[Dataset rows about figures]
◇ ◇ ◇ ◇

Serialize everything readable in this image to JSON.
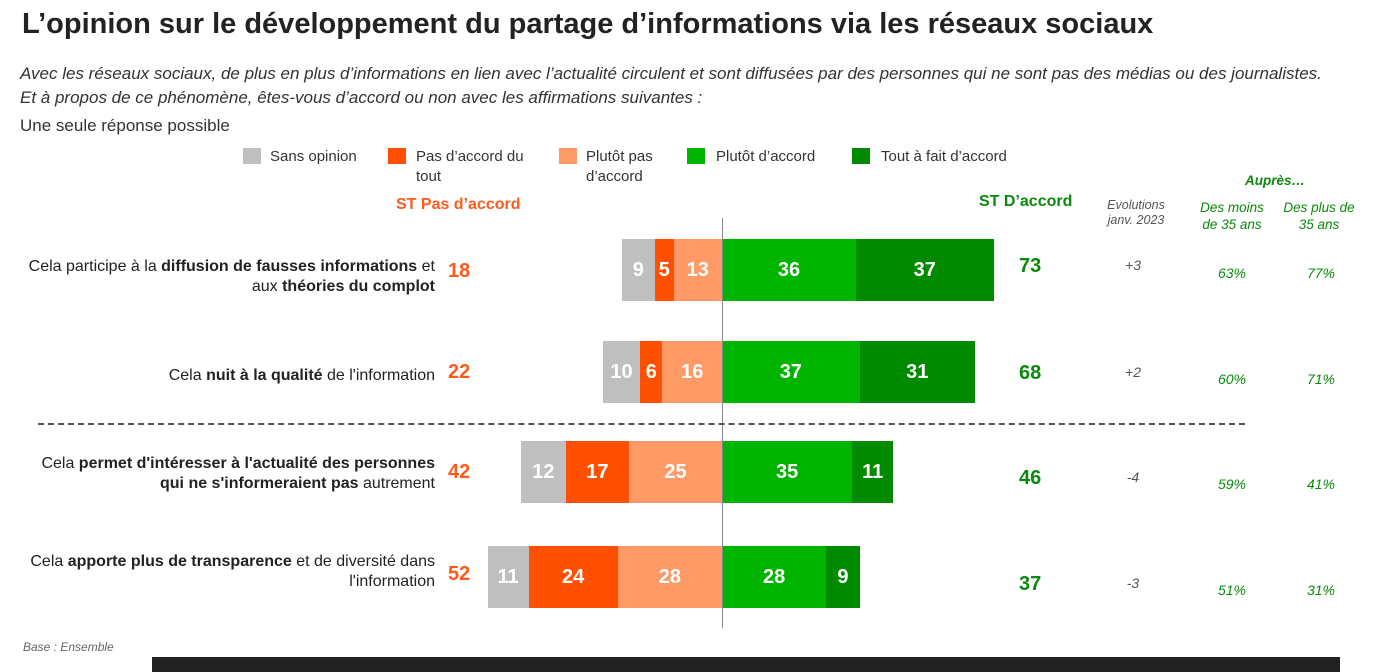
{
  "header": {
    "title": "L’opinion sur le développement du partage d’informations via les réseaux sociaux",
    "subtitle": "Avec les réseaux sociaux, de plus en plus d’informations en lien avec l’actualité circulent et sont diffusées par des personnes qui ne sont pas des médias ou des journalistes. Et à propos de ce phénomène, êtes-vous d’accord ou non avec les affirmations suivantes :",
    "note": "Une seule réponse possible"
  },
  "legend": [
    {
      "label": "Sans opinion",
      "color": "#bfbfbf"
    },
    {
      "label": "Pas d’accord du tout",
      "color": "#ff5000"
    },
    {
      "label": "Plutôt pas d’accord",
      "color": "#ff9966"
    },
    {
      "label": "Plutôt d’accord",
      "color": "#00b400"
    },
    {
      "label": "Tout à fait d’accord",
      "color": "#008a00"
    }
  ],
  "columns": {
    "st_pas_accord": "ST Pas d’accord",
    "st_accord": "ST D’accord",
    "evolutions": "Evolutions janv. 2023",
    "aupres": "Auprès…",
    "moins35": "Des moins de 35 ans",
    "plus35": "Des plus de 35 ans"
  },
  "chart_data": {
    "type": "bar",
    "orientation": "horizontal-diverging",
    "categories": [
      "Cela participe à la diffusion de fausses informations et aux théories du complot",
      "Cela nuit à la qualité de l'information",
      "Cela permet d'intéresser à l'actualité des personnes qui ne s'informeraient pas autrement",
      "Cela apporte plus de transparence et de diversité dans l'information"
    ],
    "series": [
      {
        "name": "Sans opinion",
        "values": [
          9,
          10,
          12,
          11
        ]
      },
      {
        "name": "Pas d’accord du tout",
        "values": [
          5,
          6,
          17,
          24
        ]
      },
      {
        "name": "Plutôt pas d’accord",
        "values": [
          13,
          16,
          25,
          28
        ]
      },
      {
        "name": "Plutôt d’accord",
        "values": [
          36,
          37,
          35,
          28
        ]
      },
      {
        "name": "Tout à fait d’accord",
        "values": [
          37,
          31,
          11,
          9
        ]
      }
    ],
    "st_pas_accord": [
      18,
      22,
      42,
      52
    ],
    "st_accord": [
      73,
      68,
      46,
      37
    ],
    "evolutions": [
      "+3",
      "+2",
      "-4",
      "-3"
    ],
    "moins_35": [
      "63%",
      "60%",
      "59%",
      "51%"
    ],
    "plus_35": [
      "77%",
      "71%",
      "41%",
      "31%"
    ],
    "legend_position": "top"
  },
  "rows": [
    {
      "pre": "Cela participe à la ",
      "b1": "diffusion de fausses",
      "mid": " ",
      "b2": "informations",
      "post": " et aux ",
      "b3": "théories du complot",
      "end": ""
    },
    {
      "pre": "Cela ",
      "b1": "nuit à la qualité",
      "mid": " de l'information",
      "b2": "",
      "post": "",
      "b3": "",
      "end": ""
    },
    {
      "pre": "Cela ",
      "b1": "permet d'intéresser à l'actualité des personnes qui ne s'informeraient pas",
      "mid": " autrement",
      "b2": "",
      "post": "",
      "b3": "",
      "end": ""
    },
    {
      "pre": "Cela ",
      "b1": "apporte plus de transparence",
      "mid": " et de diversité dans l'information",
      "b2": "",
      "post": "",
      "b3": "",
      "end": ""
    }
  ],
  "footer": {
    "base": "Base : Ensemble"
  }
}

◇ ◇ ◇ ◇

** WHAT TO WORK ON **
Reproduce the material above in full, exactly, with no images.

** RESULT **
Serialize everything readable in this image to JSON.
{
  "header": {
    "title": "L’opinion sur le développement du partage d’informations via les réseaux sociaux",
    "subtitle": "Avec les réseaux sociaux, de plus en plus d’informations en lien avec l’actualité circulent et sont diffusées par des personnes qui ne sont pas des médias ou des journalistes. Et à propos de ce phénomène, êtes-vous d’accord ou non avec les affirmations suivantes :",
    "note": "Une seule réponse possible"
  },
  "legend": [
    {
      "label": "Sans opinion",
      "color": "#bfbfbf"
    },
    {
      "label": "Pas d’accord du tout",
      "color": "#ff5000"
    },
    {
      "label": "Plutôt pas d’accord",
      "color": "#ff9966"
    },
    {
      "label": "Plutôt d’accord",
      "color": "#00b400"
    },
    {
      "label": "Tout à fait d’accord",
      "color": "#008a00"
    }
  ],
  "columns": {
    "st_pas_accord": "ST Pas d’accord",
    "st_accord": "ST D’accord",
    "evolutions": "Evolutions janv. 2023",
    "aupres": "Auprès…",
    "moins35": "Des moins de 35 ans",
    "plus35": "Des plus de 35 ans"
  },
  "chart_data": {
    "type": "bar",
    "orientation": "horizontal-diverging",
    "categories": [
      "Cela participe à la diffusion de fausses informations et aux théories du complot",
      "Cela nuit à la qualité de l'information",
      "Cela permet d'intéresser à l'actualité des personnes qui ne s'informeraient pas autrement",
      "Cela apporte plus de transparence et de diversité dans l'information"
    ],
    "series": [
      {
        "name": "Sans opinion",
        "values": [
          9,
          10,
          12,
          11
        ]
      },
      {
        "name": "Pas d’accord du tout",
        "values": [
          5,
          6,
          17,
          24
        ]
      },
      {
        "name": "Plutôt pas d’accord",
        "values": [
          13,
          16,
          25,
          28
        ]
      },
      {
        "name": "Plutôt d’accord",
        "values": [
          36,
          37,
          35,
          28
        ]
      },
      {
        "name": "Tout à fait d’accord",
        "values": [
          37,
          31,
          11,
          9
        ]
      }
    ],
    "st_pas_accord": [
      18,
      22,
      42,
      52
    ],
    "st_accord": [
      73,
      68,
      46,
      37
    ],
    "evolutions": [
      "+3",
      "+2",
      "-4",
      "-3"
    ],
    "moins_35": [
      "63%",
      "60%",
      "59%",
      "51%"
    ],
    "plus_35": [
      "77%",
      "71%",
      "41%",
      "31%"
    ],
    "legend_position": "top"
  },
  "rows": [
    {
      "pre": "Cela participe à la ",
      "b1": "diffusion de fausses",
      "mid": " ",
      "b2": "informations",
      "post": " et aux ",
      "b3": "théories du complot",
      "end": ""
    },
    {
      "pre": "Cela ",
      "b1": "nuit à la qualité",
      "mid": " de l'information",
      "b2": "",
      "post": "",
      "b3": "",
      "end": ""
    },
    {
      "pre": "Cela ",
      "b1": "permet d'intéresser à l'actualité des personnes qui ne s'informeraient pas",
      "mid": " autrement",
      "b2": "",
      "post": "",
      "b3": "",
      "end": ""
    },
    {
      "pre": "Cela ",
      "b1": "apporte plus de transparence",
      "mid": " et de diversité dans l'information",
      "b2": "",
      "post": "",
      "b3": "",
      "end": ""
    }
  ],
  "footer": {
    "base": "Base : Ensemble"
  }
}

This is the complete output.